--- begin Input ---
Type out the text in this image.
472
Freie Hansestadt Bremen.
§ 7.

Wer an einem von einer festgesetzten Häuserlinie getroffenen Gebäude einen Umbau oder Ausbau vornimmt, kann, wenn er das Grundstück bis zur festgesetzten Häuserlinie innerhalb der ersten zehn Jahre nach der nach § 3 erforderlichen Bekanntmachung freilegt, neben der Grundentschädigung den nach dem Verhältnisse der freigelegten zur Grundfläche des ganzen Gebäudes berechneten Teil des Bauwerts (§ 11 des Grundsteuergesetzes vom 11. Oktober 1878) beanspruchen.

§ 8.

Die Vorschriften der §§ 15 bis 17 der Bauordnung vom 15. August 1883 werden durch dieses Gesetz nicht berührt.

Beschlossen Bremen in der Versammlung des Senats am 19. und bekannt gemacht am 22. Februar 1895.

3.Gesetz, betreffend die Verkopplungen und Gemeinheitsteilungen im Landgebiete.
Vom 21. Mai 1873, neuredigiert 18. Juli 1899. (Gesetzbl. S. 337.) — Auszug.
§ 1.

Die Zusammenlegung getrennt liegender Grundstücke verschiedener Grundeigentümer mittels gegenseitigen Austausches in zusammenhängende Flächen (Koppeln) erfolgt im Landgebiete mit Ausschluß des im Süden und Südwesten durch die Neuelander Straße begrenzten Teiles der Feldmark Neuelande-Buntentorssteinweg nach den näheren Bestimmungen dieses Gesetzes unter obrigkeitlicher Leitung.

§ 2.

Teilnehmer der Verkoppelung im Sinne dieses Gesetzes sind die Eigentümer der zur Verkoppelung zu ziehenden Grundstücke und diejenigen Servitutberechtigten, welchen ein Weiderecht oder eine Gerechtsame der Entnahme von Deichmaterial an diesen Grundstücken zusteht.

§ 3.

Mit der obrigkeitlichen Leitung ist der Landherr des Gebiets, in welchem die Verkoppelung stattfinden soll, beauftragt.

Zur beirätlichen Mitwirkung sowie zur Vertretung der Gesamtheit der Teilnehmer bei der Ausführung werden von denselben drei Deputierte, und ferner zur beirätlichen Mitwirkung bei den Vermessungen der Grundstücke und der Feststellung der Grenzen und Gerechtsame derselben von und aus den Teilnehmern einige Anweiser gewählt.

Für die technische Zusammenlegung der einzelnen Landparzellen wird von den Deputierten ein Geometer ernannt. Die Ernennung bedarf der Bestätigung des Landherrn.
--- end Input ---
Scan the entries above for the word "Bremen" and collect each line holding it.

Expected output:
Freie Hansestadt Bremen.
Beschlossen Bremen in der Versammlung des Senats am 19. und bekannt gemacht am 22. Februar 1895.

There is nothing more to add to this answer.